## [What you need to do]
**1.** In the passage about Nash, write out the part from "Edmund Gosse" up to and including "definitely described.", substituting "frustrating" for "tantalizing".
**2.** In the passage about Nash, what was Corpus called when Marlowe was there?

## [Provided text]
□ □ □ □ □ □ □
The Vnfortunate Traveller, or The Life Of Jack Wilton | Page 2

Edmund Gosse
But Greene, without doubt, made
frequent visits to his university, and on one of these was probably
formed that intimate friendship with Nash which lasted until near the
elder poet's death. Marlowe was at Corpus, then called Benet College,
during five years of Nash's residence, but it is by no means certain that
their acquaintance began so early. It is, indeed, in the highest degree
tantalizing that these writers, many of whom loved nothing better than
to talk about themselves, should have neglected to give us the
information which would precisely be most welcome to us. A dozen
whole "Anatomies of Absurdity" and "Supplications of Pierce
Penniless" might be eagerly exchanged for a few pages in which the
literary life of Cambridge from 1582 to 1589 should be frankly and
definitely described.
It has been surmised that Nash was ejected from the university in 1587.
His enemy, Gabriel Harvey, who was extremely ill-informed, gives this
account of what occurred:--
"[At Cambridge], (being distracted of his wits) [Nash] fell into diverse
misdemeanours, which were the first steps that brought him to this poor
estate. As, namely, in his fresh-time, how he flourished in all
impudency towards scholars, and abuse to the townsmen; insomuch
that to this day the townsmen call every untoward scholar of whom
there is great hope, a very Nash. Then, being bachelor of arts, which by
great labour he got, to show afterwards that he was not unworthy of it,
had a hand in a show called Terminus et non terminus; for the which
his partner in it was expelled the college; but this foresaid Nash played
in it (as I suppose) the Varlet of Clubs.... Then suspecting himself that
he should be stayed for egregie dunsus, and not attain to the next
degree, said he had commenced enough, and so forsook Cambridge,

being bachelor of the third year."
□ □ □ □ □ □ □
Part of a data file
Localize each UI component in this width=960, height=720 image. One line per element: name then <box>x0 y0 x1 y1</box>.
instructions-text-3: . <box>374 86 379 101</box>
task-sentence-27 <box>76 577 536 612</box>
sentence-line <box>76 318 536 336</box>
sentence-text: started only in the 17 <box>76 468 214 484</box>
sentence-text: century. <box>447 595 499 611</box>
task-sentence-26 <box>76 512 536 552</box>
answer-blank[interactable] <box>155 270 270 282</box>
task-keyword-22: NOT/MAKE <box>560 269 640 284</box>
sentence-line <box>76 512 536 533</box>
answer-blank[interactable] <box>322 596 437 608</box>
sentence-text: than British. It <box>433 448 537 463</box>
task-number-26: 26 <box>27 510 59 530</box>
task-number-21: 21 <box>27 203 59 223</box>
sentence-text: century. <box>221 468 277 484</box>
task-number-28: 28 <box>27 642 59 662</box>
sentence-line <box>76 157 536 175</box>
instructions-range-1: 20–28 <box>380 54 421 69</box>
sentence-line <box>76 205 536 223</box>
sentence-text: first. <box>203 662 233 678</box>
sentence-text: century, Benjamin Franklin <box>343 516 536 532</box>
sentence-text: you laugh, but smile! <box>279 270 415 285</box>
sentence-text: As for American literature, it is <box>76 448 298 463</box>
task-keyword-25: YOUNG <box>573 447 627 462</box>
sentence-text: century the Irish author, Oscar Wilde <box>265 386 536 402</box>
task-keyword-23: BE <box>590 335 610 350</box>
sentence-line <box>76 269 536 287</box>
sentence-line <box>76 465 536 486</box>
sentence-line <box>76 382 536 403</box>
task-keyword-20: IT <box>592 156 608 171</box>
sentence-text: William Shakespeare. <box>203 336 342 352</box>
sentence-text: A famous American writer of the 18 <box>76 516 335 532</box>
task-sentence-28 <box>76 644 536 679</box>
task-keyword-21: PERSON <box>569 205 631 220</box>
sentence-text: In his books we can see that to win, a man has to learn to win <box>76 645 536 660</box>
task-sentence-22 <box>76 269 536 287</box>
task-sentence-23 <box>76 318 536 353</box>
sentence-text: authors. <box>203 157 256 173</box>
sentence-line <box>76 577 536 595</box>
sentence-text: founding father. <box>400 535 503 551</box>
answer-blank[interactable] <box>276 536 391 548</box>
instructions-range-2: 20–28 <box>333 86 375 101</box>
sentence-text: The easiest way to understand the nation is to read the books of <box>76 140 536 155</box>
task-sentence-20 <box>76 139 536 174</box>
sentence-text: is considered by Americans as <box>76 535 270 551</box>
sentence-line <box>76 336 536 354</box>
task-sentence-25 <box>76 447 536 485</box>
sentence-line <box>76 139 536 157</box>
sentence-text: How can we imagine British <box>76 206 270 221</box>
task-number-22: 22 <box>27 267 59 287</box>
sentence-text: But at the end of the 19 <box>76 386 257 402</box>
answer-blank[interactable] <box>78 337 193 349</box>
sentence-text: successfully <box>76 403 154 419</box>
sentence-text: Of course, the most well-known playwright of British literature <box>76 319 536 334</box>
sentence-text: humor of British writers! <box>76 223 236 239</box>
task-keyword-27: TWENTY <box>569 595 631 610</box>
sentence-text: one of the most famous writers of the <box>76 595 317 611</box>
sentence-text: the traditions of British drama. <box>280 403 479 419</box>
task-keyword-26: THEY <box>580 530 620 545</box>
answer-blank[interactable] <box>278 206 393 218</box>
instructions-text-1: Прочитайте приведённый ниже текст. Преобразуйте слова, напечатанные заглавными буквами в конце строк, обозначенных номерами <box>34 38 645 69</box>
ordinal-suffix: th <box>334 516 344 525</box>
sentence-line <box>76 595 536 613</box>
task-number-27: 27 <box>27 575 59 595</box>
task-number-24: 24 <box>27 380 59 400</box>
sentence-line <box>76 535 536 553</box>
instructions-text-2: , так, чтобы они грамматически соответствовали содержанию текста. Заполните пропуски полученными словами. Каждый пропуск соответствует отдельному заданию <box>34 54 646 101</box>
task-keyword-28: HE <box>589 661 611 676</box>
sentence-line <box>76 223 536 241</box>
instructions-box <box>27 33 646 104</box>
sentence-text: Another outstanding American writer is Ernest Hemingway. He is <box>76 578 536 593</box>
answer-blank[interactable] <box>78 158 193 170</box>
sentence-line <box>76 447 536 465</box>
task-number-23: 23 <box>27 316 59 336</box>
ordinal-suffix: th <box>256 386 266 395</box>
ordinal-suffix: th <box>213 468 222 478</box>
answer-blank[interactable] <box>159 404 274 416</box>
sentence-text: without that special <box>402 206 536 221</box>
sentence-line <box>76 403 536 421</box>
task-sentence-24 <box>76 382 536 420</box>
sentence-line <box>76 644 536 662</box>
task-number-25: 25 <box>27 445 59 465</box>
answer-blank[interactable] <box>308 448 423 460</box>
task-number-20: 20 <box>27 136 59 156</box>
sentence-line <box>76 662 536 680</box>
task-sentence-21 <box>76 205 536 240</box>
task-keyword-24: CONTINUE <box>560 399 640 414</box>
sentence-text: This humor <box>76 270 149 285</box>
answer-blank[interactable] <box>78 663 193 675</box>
□ □ □ □ □ □ □
## [Answers to the exercise]
**1.**
Edmund Gosse
But Greene, without doubt, made
frequent visits to his university, and on one of these was probably
formed that intimate friendship with Nash which lasted until near the
elder poet's death. Marlowe was at Corpus, then called Benet College,
during five years of Nash's residence, but it is by no means certain that
their acquaintance began so early. It is, indeed, in the highest degree
frustrating that these writers, many of whom loved nothing better than
to talk about themselves, should have neglected to give us the
information which would precisely be most welcome to us. A dozen
whole "Anatomies of Absurdity" and "Supplications of Pierce
Penniless" might be eagerly exchanged for a few pages in which the
literary life of Cambridge from 1582 to 1589 should be frankly and
definitely described.

**2.** Benet College.